What the task requires:
Your copy of the material below should match it exactly, except that it holds no pictures.

Record set:
------------------------------------------------------------

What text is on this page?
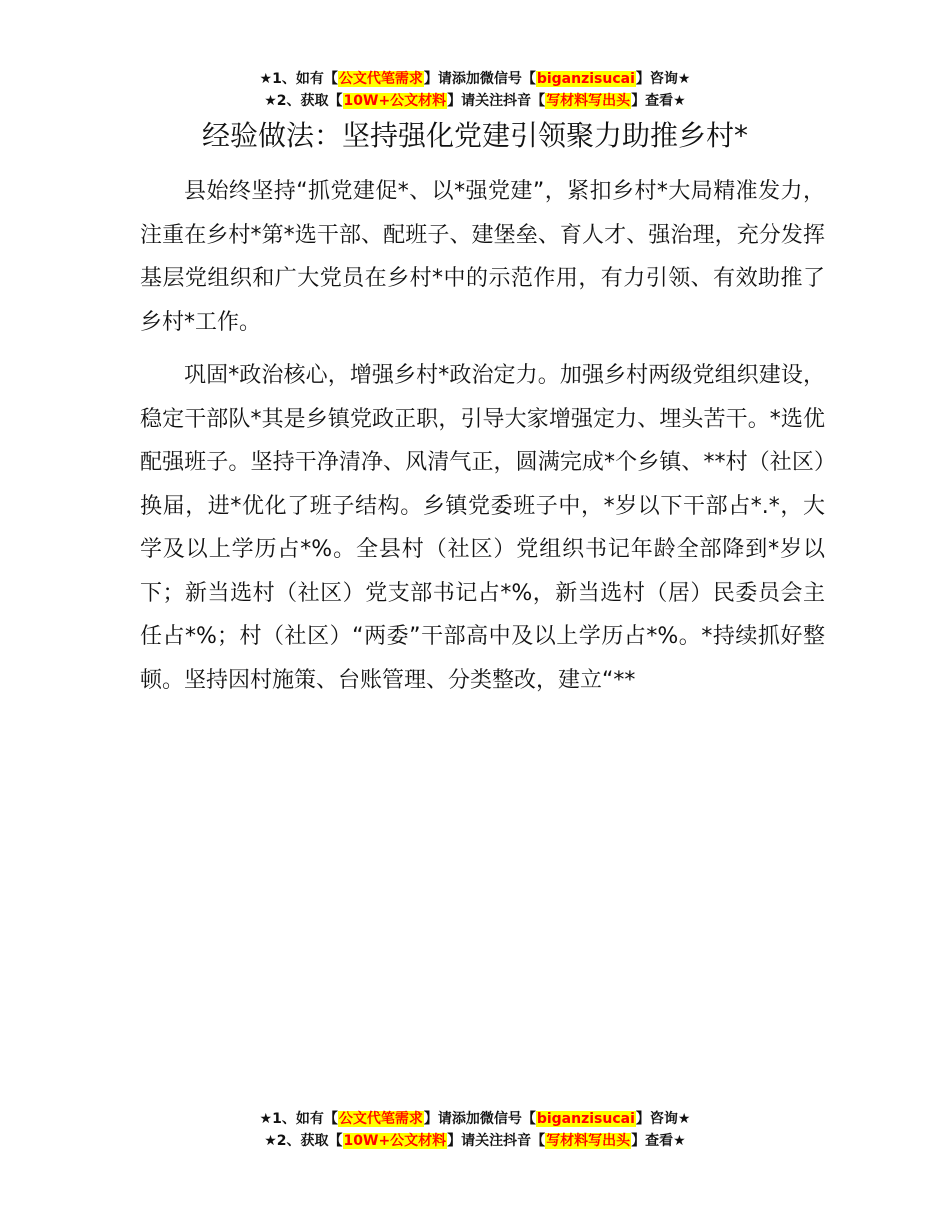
★1、如有【公文代笔需求】请添加微信号【biganzisucai】咨询★
★2、获取【10W+公文材料】请关注抖音【写材料写出头】查看★
经验做法：坚持强化党建引领聚力助推乡村*

县始终坚持“抓党建促*、以*强党建”，紧扣乡村*大局精准发力，注重在乡村*第*选干部、配班子、建堡垒、育人才、强治理，充分发挥基层党组织和广大党员在乡村*中的示范作用，有力引领、有效助推了乡村*工作。

巩固*政治核心，增强乡村*政治定力。加强乡村两级党组织建设，稳定干部队*其是乡镇党政正职，引导大家增强定力、埋头苦干。*选优配强班子。坚持干净清净、风清气正，圆满完成*个乡镇、**村（社区）换届，进*优化了班子结构。乡镇党委班子中，*岁以下干部占*.*，大学及以上学历占*%。全县村（社区）党组织书记年龄全部降到*岁以下；新当选村（社区）党支部书记占*%，新当选村（居）民委员会主任占*%；村（社区）“两委”干部高中及以上学历占*%。*持续抓好整顿。坚持因村施策、台账管理、分类整改，建立“**

★1、如有【公文代笔需求】请添加微信号【biganzisucai】咨询★
★2、获取【10W+公文材料】请关注抖音【写材料写出头】查看★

------------------------------------------------------------

Answer in full:
What text is on this page?
★1、如有【公文代笔需求】请添加微信号【biganzisucai】咨询★
★2、获取【10W+公文材料】请关注抖音【写材料写出头】查看★
经验做法：坚持强化党建引领聚力助推乡村*

县始终坚持“抓党建促*、以*强党建”，紧扣乡村*大局精准发力，注重在乡村*第*选干部、配班子、建堡垒、育人才、强治理，充分发挥基层党组织和广大党员在乡村*中的示范作用，有力引领、有效助推了乡村*工作。

巩固*政治核心，增强乡村*政治定力。加强乡村两级党组织建设，稳定干部队*其是乡镇党政正职，引导大家增强定力、埋头苦干。*选优配强班子。坚持干净清净、风清气正，圆满完成*个乡镇、**村（社区）换届，进*优化了班子结构。乡镇党委班子中，*岁以下干部占*.*，大学及以上学历占*%。全县村（社区）党组织书记年龄全部降到*岁以下；新当选村（社区）党支部书记占*%，新当选村（居）民委员会主任占*%；村（社区）“两委”干部高中及以上学历占*%。*持续抓好整顿。坚持因村施策、台账管理、分类整改，建立“**

★1、如有【公文代笔需求】请添加微信号【biganzisucai】咨询★
★2、获取【10W+公文材料】请关注抖音【写材料写出头】查看★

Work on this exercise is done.